— start of Input rows —
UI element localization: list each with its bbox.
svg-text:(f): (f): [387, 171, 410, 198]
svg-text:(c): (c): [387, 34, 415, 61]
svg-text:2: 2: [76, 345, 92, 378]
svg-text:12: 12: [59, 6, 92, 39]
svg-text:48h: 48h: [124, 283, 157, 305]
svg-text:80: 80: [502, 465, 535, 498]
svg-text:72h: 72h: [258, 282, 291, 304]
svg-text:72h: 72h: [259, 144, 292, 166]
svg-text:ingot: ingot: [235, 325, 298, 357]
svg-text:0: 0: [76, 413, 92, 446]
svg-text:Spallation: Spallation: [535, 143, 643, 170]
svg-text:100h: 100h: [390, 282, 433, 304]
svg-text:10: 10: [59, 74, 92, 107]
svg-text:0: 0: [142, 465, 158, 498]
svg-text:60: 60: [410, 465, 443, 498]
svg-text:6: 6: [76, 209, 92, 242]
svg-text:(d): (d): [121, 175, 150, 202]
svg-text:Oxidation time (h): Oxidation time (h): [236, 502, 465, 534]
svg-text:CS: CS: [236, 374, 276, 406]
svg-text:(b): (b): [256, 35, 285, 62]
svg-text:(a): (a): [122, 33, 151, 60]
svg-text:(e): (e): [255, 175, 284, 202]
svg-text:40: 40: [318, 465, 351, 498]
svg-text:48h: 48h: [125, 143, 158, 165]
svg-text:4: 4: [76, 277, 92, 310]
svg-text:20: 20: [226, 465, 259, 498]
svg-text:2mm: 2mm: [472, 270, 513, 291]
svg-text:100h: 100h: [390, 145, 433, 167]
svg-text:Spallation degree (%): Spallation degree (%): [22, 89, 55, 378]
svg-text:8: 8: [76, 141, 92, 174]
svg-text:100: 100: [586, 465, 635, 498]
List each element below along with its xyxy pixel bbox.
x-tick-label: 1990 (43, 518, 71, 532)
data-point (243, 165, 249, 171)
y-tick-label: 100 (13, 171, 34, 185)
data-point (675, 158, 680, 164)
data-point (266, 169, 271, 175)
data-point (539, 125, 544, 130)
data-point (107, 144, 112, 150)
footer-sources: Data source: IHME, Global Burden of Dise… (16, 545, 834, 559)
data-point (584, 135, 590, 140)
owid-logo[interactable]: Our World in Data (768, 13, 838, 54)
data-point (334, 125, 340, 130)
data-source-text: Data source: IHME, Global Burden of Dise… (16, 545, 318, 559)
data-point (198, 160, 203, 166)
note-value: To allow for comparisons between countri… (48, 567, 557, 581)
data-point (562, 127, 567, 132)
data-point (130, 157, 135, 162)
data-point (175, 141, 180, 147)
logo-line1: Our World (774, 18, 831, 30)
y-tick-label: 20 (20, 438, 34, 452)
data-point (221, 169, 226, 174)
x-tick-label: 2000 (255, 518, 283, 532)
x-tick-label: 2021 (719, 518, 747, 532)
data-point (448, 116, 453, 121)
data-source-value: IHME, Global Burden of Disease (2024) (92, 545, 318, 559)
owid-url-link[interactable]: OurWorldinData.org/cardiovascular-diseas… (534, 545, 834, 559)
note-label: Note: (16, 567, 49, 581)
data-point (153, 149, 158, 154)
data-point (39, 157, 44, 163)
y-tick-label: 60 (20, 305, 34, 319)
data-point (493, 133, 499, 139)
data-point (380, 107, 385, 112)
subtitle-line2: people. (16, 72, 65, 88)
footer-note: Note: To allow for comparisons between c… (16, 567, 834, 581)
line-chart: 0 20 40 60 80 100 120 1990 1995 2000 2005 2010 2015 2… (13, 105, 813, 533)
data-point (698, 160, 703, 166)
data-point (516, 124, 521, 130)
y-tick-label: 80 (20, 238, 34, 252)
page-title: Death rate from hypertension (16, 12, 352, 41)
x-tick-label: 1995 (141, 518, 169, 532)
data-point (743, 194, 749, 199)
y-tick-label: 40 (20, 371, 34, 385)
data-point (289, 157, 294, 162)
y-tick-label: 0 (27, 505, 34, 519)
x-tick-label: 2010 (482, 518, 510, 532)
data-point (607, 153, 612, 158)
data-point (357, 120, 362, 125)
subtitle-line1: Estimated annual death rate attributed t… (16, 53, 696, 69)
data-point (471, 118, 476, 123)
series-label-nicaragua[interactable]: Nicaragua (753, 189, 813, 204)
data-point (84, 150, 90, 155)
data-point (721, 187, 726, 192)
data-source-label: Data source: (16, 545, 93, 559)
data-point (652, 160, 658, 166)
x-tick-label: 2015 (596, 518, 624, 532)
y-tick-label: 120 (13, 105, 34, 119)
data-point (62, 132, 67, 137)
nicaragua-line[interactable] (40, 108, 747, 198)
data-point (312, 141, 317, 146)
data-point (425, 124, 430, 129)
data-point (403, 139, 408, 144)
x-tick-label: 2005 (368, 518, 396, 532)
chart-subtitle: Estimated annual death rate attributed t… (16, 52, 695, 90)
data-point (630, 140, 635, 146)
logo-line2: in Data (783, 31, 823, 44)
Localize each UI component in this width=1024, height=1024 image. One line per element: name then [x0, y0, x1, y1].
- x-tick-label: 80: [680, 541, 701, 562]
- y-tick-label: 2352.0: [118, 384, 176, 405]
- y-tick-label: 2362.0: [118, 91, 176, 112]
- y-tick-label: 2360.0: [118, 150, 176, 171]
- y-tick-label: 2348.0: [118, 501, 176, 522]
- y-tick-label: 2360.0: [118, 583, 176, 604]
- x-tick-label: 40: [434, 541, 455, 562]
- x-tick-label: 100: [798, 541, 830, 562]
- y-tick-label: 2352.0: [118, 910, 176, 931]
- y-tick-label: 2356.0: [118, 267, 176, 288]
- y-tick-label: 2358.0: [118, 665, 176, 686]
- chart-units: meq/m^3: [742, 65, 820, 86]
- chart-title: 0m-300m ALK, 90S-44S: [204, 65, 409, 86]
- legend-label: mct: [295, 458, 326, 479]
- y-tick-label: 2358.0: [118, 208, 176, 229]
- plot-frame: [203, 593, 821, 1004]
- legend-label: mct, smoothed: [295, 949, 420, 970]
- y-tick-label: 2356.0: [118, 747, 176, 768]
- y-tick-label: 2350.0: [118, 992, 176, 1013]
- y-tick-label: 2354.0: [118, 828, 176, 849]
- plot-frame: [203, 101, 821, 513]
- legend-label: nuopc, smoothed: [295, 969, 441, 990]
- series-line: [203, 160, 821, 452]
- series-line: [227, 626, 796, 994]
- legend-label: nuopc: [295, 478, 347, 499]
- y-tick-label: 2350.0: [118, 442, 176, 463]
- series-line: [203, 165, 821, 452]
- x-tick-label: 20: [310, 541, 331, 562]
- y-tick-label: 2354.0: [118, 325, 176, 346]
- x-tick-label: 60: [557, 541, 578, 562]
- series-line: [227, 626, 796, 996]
— end of Input rows —
Exercise aim -
Copy every line of the records above verbatim, in the same order.

Solution to this task -
UI element localization: list each with its bbox.
svg-text:(f): (f): [387, 171, 410, 198]
svg-text:(c): (c): [387, 34, 415, 61]
svg-text:2: 2: [76, 345, 92, 378]
svg-text:12: 12: [59, 6, 92, 39]
svg-text:48h: 48h: [124, 283, 157, 305]
svg-text:80: 80: [502, 465, 535, 498]
svg-text:72h: 72h: [258, 282, 291, 304]
svg-text:72h: 72h: [259, 144, 292, 166]
svg-text:ingot: ingot: [235, 325, 298, 357]
svg-text:0: 0: [76, 413, 92, 446]
svg-text:Spallation: Spallation: [535, 143, 643, 170]
svg-text:100h: 100h: [390, 282, 433, 304]
svg-text:10: 10: [59, 74, 92, 107]
svg-text:0: 0: [142, 465, 158, 498]
svg-text:60: 60: [410, 465, 443, 498]
svg-text:6: 6: [76, 209, 92, 242]
svg-text:(d): (d): [121, 175, 150, 202]
svg-text:Oxidation time (h): Oxidation time (h): [236, 502, 465, 534]
svg-text:CS: CS: [236, 374, 276, 406]
svg-text:(b): (b): [256, 35, 285, 62]
svg-text:(a): (a): [122, 33, 151, 60]
svg-text:(e): (e): [255, 175, 284, 202]
svg-text:40: 40: [318, 465, 351, 498]
svg-text:48h: 48h: [125, 143, 158, 165]
svg-text:4: 4: [76, 277, 92, 310]
svg-text:20: 20: [226, 465, 259, 498]
svg-text:2mm: 2mm: [472, 270, 513, 291]
svg-text:100h: 100h: [390, 145, 433, 167]
svg-text:Spallation degree (%): Spallation degree (%): [22, 89, 55, 378]
svg-text:8: 8: [76, 141, 92, 174]
svg-text:100: 100: [586, 465, 635, 498]
List each element below along with its xyxy pixel bbox.
x-tick-label: 1990 (43, 518, 71, 532)
data-point (243, 165, 249, 171)
y-tick-label: 100 (13, 171, 34, 185)
data-point (675, 158, 680, 164)
data-point (266, 169, 271, 175)
data-point (539, 125, 544, 130)
data-point (107, 144, 112, 150)
footer-sources: Data source: IHME, Global Burden of Dise… (16, 545, 834, 559)
data-point (584, 135, 590, 140)
owid-logo[interactable]: Our World in Data (768, 13, 838, 54)
data-point (334, 125, 340, 130)
data-source-text: Data source: IHME, Global Burden of Dise… (16, 545, 318, 559)
data-point (198, 160, 203, 166)
note-value: To allow for comparisons between countri… (48, 567, 557, 581)
data-point (562, 127, 567, 132)
data-point (130, 157, 135, 162)
data-point (175, 141, 180, 147)
logo-line1: Our World (774, 18, 831, 30)
y-tick-label: 20 (20, 438, 34, 452)
data-point (221, 169, 226, 174)
x-tick-label: 2000 (255, 518, 283, 532)
x-tick-label: 2021 (719, 518, 747, 532)
data-point (448, 116, 453, 121)
data-source-value: IHME, Global Burden of Disease (2024) (92, 545, 318, 559)
owid-url-link[interactable]: OurWorldinData.org/cardiovascular-diseas… (534, 545, 834, 559)
note-label: Note: (16, 567, 49, 581)
data-point (153, 149, 158, 154)
data-point (39, 157, 44, 163)
y-tick-label: 60 (20, 305, 34, 319)
data-point (493, 133, 499, 139)
data-point (380, 107, 385, 112)
subtitle-line2: people. (16, 72, 65, 88)
footer-note: Note: To allow for comparisons between c… (16, 567, 834, 581)
line-chart: 0 20 40 60 80 100 120 1990 1995 2000 2005 2010 2015 2… (13, 105, 813, 533)
data-point (698, 160, 703, 166)
data-point (516, 124, 521, 130)
y-tick-label: 80 (20, 238, 34, 252)
page-title: Death rate from hypertension (16, 12, 352, 41)
x-tick-label: 1995 (141, 518, 169, 532)
data-point (743, 194, 749, 199)
y-tick-label: 40 (20, 371, 34, 385)
data-point (289, 157, 294, 162)
y-tick-label: 0 (27, 505, 34, 519)
x-tick-label: 2010 (482, 518, 510, 532)
data-point (607, 153, 612, 158)
data-point (357, 120, 362, 125)
subtitle-line1: Estimated annual death rate attributed t… (16, 53, 696, 69)
data-point (471, 118, 476, 123)
series-label-nicaragua[interactable]: Nicaragua (753, 189, 813, 204)
data-point (84, 150, 90, 155)
data-point (721, 187, 726, 192)
data-source-label: Data source: (16, 545, 93, 559)
data-point (652, 160, 658, 166)
x-tick-label: 2015 (596, 518, 624, 532)
y-tick-label: 120 (13, 105, 34, 119)
data-point (62, 132, 67, 137)
nicaragua-line[interactable] (40, 108, 747, 198)
data-point (312, 141, 317, 146)
data-point (425, 124, 430, 129)
data-point (403, 139, 408, 144)
x-tick-label: 2005 (368, 518, 396, 532)
chart-subtitle: Estimated annual death rate attributed t… (16, 52, 695, 90)
data-point (630, 140, 635, 146)
logo-line2: in Data (783, 31, 823, 44)
Localize each UI component in this width=1024, height=1024 image. One line per element: name then [x0, y0, x1, y1].
- x-tick-label: 80: [680, 541, 701, 562]
- y-tick-label: 2352.0: [118, 384, 176, 405]
- y-tick-label: 2362.0: [118, 91, 176, 112]
- y-tick-label: 2360.0: [118, 150, 176, 171]
- y-tick-label: 2348.0: [118, 501, 176, 522]
- y-tick-label: 2360.0: [118, 583, 176, 604]
- x-tick-label: 40: [434, 541, 455, 562]
- x-tick-label: 100: [798, 541, 830, 562]
- y-tick-label: 2352.0: [118, 910, 176, 931]
- y-tick-label: 2356.0: [118, 267, 176, 288]
- y-tick-label: 2358.0: [118, 665, 176, 686]
- chart-units: meq/m^3: [742, 65, 820, 86]
- chart-title: 0m-300m ALK, 90S-44S: [204, 65, 409, 86]
- legend-label: mct: [295, 458, 326, 479]
- y-tick-label: 2358.0: [118, 208, 176, 229]
- plot-frame: [203, 593, 821, 1004]
- legend-label: mct, smoothed: [295, 949, 420, 970]
- y-tick-label: 2356.0: [118, 747, 176, 768]
- y-tick-label: 2350.0: [118, 992, 176, 1013]
- y-tick-label: 2354.0: [118, 828, 176, 849]
- plot-frame: [203, 101, 821, 513]
- legend-label: nuopc, smoothed: [295, 969, 441, 990]
- series-line: [203, 160, 821, 452]
- series-line: [227, 626, 796, 994]
- legend-label: nuopc: [295, 478, 347, 499]
- y-tick-label: 2350.0: [118, 442, 176, 463]
- series-line: [203, 165, 821, 452]
- x-tick-label: 20: [310, 541, 331, 562]
- y-tick-label: 2354.0: [118, 325, 176, 346]
- x-tick-label: 60: [557, 541, 578, 562]
- series-line: [227, 626, 796, 996]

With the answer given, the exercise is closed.